◆ Selected extract ◆
--
The Immigration Debate

Closing the distance between legal requirements and humanitarian instincts is a global, rather than national, enterprise.


Thirty-two years of diplomatic service taught me a number of things. One is that wherever politics and society seem irredeemably dysfunctional, it is not an accident. It is, at some level, intentional. Someone has a vested interest in continuing the chaos. Someone is getting rich, or powerful, or both; and even the most zealous reform efforts will likely fail unless those interests are mollified or neutralized.

The immigration debate follows that lesson. It is shrill, jumbled, disjointed, often illogical—and largely irrelevant to the reality it claims to address. A big, beautiful wall across our southern border may do little to stem the flow of drugs, criminals, terrorists and even unauthorized migrants into the United States—but its promise is pure gold. Like all the other sharp notes in this performance—including the travel ban, chain migration and anchor babies—the cacophony surrounding the wall helps both supporters and opponents puff out their chests and strut their virtue.

The only losers are those who have more than a partisan or emotional interest in resolving the conflict, including actual immigrants and the communities that receive them. They should not expect a resolution to their real and pressing concerns anytime soon.

Yet the scope of irregular migration today—with upward of 65 million people on the move—is such that it cannot be pushed aside. At the same time, no single country can respond adequately on its own. Diplomacy in the interest of fashioning international agreements to manage the problem is the only viable approach.

Legal Requirements vs. Humanitarian Instincts

Public talk about immigration reminds me of every discussion I ever heard in a Bosnian coffee shop during my 2014-2015 tenure as principal deputy high representative, and earlier as a refugee officer. It invariably begins and ends with an impassioned reference to some horrific event that obscures rather than illuminates the issue at hand. Both sides illustrate strongly held opinions with graphic examples excoriating the other point of view. Anti-immigrant zealots demonize immigrants as rapists and murderers; the other extreme sanctifies them as innocent victims of circumstance or malice. Both points of view are dehumanizing. They rely on stirring but distorted images to carry their arguments rather than on real people with complex motives and histories. Their aim is to capture the moral high ground, not to solve the problem.

Focusing on national immigration reform as a response to that wave is neither comprehensive nor realistic.

But manipulating imagery does not change the facts. Immigration has no inherent moral value, and immigrants are neither more nor less virtuous than anyone else. They were pushed or pulled from their homes by a host of different reasons from personal ambition to cataclysmic disaster. Some are victims, some are opportunists; some should be welcomed, some rejected. What separates migrants and non-citizen immigrants from their citizen neighbors is vulnerability. Regardless of wealth, stature or origin, immigrants are at the mercy of authorities and systems over which they have little or no influence. Their voices and images may be emotionally affecting, but their future is beyond their control.

That dependency drives the conflict about immigration reform, setting the rule of law against humanitarian impulse. It also opens the door to diplomacy. National laws deciding who may and may not enter a country always produce inequities; they always leave on the outside someone who has a legitimate need for entry but lacks the appropriate legal category or political timing to gain it. Visa classifications, refugee protocols and asylum guidelines cannot keep pace with global trends—from criminal violence and global warming to new definitions of marriage and family composition. Immigration liberalizers point to the law’s deficiencies and appeal to values over statutes, while build-the-wall advocates tout the law as the final, unyielding authority. The debate has turned into a name-calling melee as the number of migrants and intending immigrants continues to grow.
--
◆ What is asked ◆
1. Answer these from the immigration essay:
(a) How many years of diplomatic service does the writer cite?
(b) About how many people does the essay say are on the move in irregular migration today?
(c) What single quality does the essay say separates migrants and non-citizen immigrants from their citizen neighbors?
2. Carry on the immigration essay from the point where it stops, keeping its voice and line of argument.
The entries that come after the immigration essay aren't needed for anything here.

◆ Records provided ◆
--
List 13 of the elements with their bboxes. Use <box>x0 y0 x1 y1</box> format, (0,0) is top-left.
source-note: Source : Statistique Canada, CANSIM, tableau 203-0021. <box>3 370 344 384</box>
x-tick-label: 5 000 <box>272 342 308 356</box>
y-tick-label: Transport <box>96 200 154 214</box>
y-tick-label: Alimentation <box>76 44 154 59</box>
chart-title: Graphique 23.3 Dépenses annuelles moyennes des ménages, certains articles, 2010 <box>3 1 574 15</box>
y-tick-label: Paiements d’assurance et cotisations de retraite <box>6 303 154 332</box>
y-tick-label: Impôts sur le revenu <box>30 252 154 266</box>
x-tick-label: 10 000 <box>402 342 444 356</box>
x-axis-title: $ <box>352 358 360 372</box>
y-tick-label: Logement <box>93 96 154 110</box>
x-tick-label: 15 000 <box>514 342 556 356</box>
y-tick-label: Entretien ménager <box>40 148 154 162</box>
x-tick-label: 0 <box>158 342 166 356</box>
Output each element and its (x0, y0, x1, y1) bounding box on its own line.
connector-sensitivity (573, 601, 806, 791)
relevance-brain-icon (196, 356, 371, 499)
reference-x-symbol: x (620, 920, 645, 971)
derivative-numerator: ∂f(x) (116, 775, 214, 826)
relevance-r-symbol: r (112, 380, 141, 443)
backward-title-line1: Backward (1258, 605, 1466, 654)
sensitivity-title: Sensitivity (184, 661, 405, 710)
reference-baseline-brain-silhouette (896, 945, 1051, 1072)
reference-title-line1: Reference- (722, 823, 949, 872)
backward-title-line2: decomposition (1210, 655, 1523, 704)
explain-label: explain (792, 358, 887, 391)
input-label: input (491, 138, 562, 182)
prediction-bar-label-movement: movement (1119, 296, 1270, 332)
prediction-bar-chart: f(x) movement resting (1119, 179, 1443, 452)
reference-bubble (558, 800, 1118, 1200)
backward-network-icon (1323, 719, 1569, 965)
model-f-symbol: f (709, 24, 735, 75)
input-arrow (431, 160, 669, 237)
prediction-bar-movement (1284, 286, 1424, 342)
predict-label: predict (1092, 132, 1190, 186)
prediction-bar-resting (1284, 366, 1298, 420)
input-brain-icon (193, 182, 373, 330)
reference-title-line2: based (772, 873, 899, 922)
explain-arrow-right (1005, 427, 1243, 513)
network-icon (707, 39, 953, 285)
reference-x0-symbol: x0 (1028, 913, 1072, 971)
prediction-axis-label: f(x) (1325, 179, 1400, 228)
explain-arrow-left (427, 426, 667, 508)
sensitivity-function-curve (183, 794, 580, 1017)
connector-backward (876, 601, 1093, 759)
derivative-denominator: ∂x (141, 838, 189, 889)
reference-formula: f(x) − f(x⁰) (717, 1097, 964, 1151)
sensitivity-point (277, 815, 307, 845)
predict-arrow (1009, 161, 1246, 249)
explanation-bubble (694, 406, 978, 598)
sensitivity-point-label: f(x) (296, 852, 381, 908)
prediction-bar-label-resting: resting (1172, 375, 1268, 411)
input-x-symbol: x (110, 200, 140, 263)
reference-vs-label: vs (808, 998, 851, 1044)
--
◆ Results for each task ◆
1.
(a) Thirty-two years.
(b) Upward of 65 million.
(c) Vulnerability.

2.
My own views on migration evolved in two parts. As a junior consular officer in the Dominican Republic, I scrupulously followed the rules and kept away from America’s shores the “wretched refuse” desperate enough to believe our own mythology. Years later, as a refugee officer, I met humanity’s outcasts in the makeshift places they sought shelter. The memory of a refugee child from Kosovo haunts me still. Who had the right to confine a 10-year-old boy behind a chain link fence? Legally, the government of Macedonia, whose border he had crossed; morally, nobody. It is shocking to me that I may now encounter that same scenario in the United States: legally permitted, morally repugnant.

Unproductive Approaches to Irregular Migration

Erasing that image and closing the distance between legal requirements and humanitarian instincts is a global, rather than national, enterprise. No single country has the political or social bandwidth to respond adequately to the growing demands and pressures of irregular migration. Sixty-five million people on the move do not fit into existing categories, either legal or humanitarian. Neither will they be deterred by piecemeal border controls. Focusing on national immigration reform as a response to that wave is neither comprehensive nor realistic. It is akin to promoting air conditioners as the answer to climate change. The problem will just continue to grow until it overwhelms efforts to avoid it.

Equally unproductive is treating irregular migration as principally a development challenge. Initiatives to reduce poverty or end conflict may have merit in their own right, but they are a long-term gamble, at best, and seldom include migrants in their plans and programs. The Dadaab complex in Kenya, a “temporary” shelter to hundreds of thousands of refugees for three decades, is a case in point. By any rational measure, Dadaab is a development challenge rather than a humanitarian crisis, but that transition never happened. In the meantime, its occupants remain in limbo, deprived of relatively normal and productive lives. Those who are able will continue to migrate and seek their futures elsewhere, including in the United States.

The Global Compact for Safe, Orderly and Regular Migration, though nonbinding, marks the first comprehensive effort to address human mobility at the global level.

Sidestepping the challenge of irregular migration leads nowhere. The only realistic starting point for effective, palatable reform is to accept shared responsibility for managing migration in the first place. We cannot eliminate the reasons large numbers of people move unexpectedly, nor can we isolate ourselves from their impact. We can, however, build agreements and networks across borders that establish the norms and rules for their treatment and that address the concerns of the communities that encounter them. We can, through diplomatic agreements, impose a semblance of order on what has become chaos.

There is precedent for this approach. The 1951 Refugee Convention and the subsequent regional agreements it prompted have created a durable framework for the protection of people fleeing persecution and seeking asylum in other countries. They make refugee protection a duty under international law and prohibit forcible return home. The agreements also establish common criteria for adjudicating refugee claims. The regime is imperfect and under stress, but it works. It measures progress, clarifies disputes and assigns responsibility. It is also the basis for a web of public and private, national and international agencies working to implement and improve it. Until recently, the United States was its most generous and reliable supporter.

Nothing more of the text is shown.